GOAL. Copy everything from the start of the records down to the line containing "Text: Earnings: Earnings [439, 63, 488, 74]", renaming "Revenue" to "Sales" and leaving all else unchanged.

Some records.
•••••

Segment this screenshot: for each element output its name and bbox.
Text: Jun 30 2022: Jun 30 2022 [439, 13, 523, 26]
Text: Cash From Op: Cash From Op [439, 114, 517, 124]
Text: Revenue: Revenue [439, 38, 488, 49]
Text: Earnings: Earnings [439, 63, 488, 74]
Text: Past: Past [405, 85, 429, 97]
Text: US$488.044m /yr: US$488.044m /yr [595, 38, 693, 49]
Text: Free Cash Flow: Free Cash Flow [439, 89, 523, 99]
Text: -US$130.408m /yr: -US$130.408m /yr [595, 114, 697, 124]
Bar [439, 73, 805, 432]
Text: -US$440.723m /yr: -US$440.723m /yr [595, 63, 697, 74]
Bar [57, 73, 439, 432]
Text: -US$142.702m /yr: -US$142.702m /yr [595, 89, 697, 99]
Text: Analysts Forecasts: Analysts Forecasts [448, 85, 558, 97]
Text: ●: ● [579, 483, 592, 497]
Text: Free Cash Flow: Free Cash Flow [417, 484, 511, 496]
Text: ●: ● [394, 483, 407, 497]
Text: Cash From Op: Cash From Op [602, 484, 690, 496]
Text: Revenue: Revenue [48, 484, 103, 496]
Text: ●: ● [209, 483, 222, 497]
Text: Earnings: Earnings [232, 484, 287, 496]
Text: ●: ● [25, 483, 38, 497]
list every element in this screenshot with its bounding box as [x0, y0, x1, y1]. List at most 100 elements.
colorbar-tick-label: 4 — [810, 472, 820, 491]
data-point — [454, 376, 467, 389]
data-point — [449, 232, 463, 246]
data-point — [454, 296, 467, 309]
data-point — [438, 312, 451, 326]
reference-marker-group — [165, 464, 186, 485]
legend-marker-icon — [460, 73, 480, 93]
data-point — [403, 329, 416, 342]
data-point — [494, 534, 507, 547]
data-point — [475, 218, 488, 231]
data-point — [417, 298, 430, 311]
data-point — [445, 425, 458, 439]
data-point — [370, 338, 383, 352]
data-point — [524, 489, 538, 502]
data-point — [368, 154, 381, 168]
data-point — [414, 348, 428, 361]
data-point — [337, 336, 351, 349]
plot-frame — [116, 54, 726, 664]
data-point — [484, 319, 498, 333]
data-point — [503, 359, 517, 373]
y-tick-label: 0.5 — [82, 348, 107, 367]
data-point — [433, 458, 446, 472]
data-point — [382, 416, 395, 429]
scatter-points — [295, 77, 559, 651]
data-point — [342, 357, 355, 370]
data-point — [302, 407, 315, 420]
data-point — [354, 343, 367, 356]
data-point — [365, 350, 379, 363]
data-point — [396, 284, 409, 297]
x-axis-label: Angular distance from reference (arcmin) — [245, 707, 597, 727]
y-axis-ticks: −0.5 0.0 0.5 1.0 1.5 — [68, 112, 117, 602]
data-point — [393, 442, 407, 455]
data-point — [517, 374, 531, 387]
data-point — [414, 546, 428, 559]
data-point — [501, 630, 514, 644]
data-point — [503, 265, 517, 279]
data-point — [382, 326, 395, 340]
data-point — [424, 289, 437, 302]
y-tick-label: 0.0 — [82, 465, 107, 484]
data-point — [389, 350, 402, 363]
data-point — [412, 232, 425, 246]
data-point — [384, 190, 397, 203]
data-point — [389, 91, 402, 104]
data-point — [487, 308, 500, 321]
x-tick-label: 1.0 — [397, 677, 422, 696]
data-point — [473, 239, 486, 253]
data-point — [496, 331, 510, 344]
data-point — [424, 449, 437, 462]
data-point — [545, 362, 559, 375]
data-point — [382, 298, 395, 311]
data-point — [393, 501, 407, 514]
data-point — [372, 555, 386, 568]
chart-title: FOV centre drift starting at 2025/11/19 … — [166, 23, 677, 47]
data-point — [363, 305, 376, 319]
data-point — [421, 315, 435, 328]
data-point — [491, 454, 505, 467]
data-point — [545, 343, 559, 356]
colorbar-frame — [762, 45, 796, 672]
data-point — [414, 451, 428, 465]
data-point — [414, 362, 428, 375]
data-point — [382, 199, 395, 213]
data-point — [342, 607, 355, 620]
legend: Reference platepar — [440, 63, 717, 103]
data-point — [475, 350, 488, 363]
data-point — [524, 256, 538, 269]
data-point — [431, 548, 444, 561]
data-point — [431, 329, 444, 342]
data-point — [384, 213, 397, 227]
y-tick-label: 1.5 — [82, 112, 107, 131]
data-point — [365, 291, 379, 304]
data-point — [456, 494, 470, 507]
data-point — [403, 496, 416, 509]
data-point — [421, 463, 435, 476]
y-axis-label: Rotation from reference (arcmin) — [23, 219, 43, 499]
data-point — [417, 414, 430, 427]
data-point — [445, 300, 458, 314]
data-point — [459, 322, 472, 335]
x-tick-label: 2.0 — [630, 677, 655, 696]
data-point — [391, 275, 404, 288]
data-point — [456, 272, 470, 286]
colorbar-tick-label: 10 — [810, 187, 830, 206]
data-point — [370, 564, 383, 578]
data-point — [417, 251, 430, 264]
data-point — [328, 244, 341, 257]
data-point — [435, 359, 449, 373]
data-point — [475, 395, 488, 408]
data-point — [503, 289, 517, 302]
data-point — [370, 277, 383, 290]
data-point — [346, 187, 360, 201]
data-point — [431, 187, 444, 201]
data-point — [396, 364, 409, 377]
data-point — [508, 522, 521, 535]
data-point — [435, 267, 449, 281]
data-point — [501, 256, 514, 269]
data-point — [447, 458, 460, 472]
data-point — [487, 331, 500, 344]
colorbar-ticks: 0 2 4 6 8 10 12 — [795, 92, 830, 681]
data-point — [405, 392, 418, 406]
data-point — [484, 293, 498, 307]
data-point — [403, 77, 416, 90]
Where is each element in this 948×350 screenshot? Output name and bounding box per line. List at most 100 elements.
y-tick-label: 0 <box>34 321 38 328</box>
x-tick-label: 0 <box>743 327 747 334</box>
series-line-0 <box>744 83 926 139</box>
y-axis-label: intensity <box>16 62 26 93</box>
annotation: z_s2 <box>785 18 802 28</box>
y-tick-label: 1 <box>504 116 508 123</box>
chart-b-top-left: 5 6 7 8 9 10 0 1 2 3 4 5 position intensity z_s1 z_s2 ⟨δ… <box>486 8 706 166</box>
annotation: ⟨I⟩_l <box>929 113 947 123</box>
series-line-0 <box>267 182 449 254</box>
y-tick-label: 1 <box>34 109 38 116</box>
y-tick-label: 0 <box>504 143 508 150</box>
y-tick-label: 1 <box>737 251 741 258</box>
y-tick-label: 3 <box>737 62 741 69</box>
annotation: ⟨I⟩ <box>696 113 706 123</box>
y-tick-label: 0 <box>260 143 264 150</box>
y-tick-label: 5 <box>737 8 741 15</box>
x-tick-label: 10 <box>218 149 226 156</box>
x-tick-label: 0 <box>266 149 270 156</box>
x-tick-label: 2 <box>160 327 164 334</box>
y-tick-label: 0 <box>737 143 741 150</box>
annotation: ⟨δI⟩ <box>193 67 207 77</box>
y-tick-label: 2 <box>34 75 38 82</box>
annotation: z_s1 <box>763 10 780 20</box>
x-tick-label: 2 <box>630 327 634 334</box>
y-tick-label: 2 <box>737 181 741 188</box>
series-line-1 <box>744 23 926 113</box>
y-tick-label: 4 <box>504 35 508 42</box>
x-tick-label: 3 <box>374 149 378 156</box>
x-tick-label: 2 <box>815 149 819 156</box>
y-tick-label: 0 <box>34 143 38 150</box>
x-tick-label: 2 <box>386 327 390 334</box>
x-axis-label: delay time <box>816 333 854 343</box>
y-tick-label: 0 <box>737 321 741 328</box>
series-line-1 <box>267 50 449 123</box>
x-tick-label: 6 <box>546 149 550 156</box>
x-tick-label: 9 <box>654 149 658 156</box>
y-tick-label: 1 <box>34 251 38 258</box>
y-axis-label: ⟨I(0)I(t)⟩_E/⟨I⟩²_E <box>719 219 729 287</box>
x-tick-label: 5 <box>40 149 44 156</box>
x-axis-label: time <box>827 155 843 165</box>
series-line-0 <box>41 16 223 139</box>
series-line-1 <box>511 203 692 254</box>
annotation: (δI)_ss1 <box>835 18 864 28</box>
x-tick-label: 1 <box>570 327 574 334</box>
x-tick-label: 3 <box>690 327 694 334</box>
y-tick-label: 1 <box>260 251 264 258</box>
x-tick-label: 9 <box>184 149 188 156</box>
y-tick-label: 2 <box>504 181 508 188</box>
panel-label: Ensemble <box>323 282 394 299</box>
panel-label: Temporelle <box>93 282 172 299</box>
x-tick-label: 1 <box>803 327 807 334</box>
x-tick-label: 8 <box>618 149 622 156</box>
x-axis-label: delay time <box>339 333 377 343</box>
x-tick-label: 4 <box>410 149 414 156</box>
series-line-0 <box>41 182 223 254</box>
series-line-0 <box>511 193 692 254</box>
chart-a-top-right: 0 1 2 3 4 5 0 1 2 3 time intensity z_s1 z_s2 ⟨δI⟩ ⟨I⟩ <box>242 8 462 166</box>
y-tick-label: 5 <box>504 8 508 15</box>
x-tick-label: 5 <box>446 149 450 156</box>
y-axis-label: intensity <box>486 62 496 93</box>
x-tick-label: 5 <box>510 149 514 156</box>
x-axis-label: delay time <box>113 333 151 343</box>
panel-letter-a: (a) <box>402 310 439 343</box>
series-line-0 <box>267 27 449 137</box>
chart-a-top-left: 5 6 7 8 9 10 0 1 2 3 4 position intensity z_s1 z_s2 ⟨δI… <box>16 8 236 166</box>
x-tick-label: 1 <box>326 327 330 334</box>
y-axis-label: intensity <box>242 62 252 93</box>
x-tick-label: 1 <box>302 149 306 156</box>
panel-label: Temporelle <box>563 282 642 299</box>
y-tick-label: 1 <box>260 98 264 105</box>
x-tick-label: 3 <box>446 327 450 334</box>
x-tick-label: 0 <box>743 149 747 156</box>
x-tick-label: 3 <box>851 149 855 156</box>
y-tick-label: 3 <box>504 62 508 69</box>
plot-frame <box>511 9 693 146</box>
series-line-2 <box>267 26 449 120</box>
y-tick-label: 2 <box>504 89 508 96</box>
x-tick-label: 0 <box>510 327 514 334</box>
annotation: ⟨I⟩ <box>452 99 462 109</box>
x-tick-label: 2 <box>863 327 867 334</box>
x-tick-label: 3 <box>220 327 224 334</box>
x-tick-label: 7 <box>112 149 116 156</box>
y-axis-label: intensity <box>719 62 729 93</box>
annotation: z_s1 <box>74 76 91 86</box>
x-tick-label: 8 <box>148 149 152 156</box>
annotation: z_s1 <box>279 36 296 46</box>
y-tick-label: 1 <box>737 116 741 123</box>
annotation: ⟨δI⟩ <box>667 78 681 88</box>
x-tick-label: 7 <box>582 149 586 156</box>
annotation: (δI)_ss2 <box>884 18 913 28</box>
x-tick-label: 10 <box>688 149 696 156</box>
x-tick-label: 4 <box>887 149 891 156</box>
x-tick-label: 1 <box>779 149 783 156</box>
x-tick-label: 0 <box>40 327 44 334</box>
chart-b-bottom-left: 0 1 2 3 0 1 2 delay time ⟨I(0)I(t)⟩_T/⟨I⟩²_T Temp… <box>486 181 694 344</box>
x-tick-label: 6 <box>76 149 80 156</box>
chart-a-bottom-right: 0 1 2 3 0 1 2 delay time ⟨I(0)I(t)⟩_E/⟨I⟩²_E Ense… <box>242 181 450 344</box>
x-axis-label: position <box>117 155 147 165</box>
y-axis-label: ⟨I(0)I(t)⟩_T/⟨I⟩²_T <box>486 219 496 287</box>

•••••

RESULT OF THE EXERCISE.
Segment this screenshot: for each element output its name and bbox.
Text: Jun 30 2022: Jun 30 2022 [439, 13, 523, 26]
Text: Cash From Op: Cash From Op [439, 114, 517, 124]
Text: Sales: Sales [439, 38, 488, 49]
Text: Earnings: Earnings [439, 63, 488, 74]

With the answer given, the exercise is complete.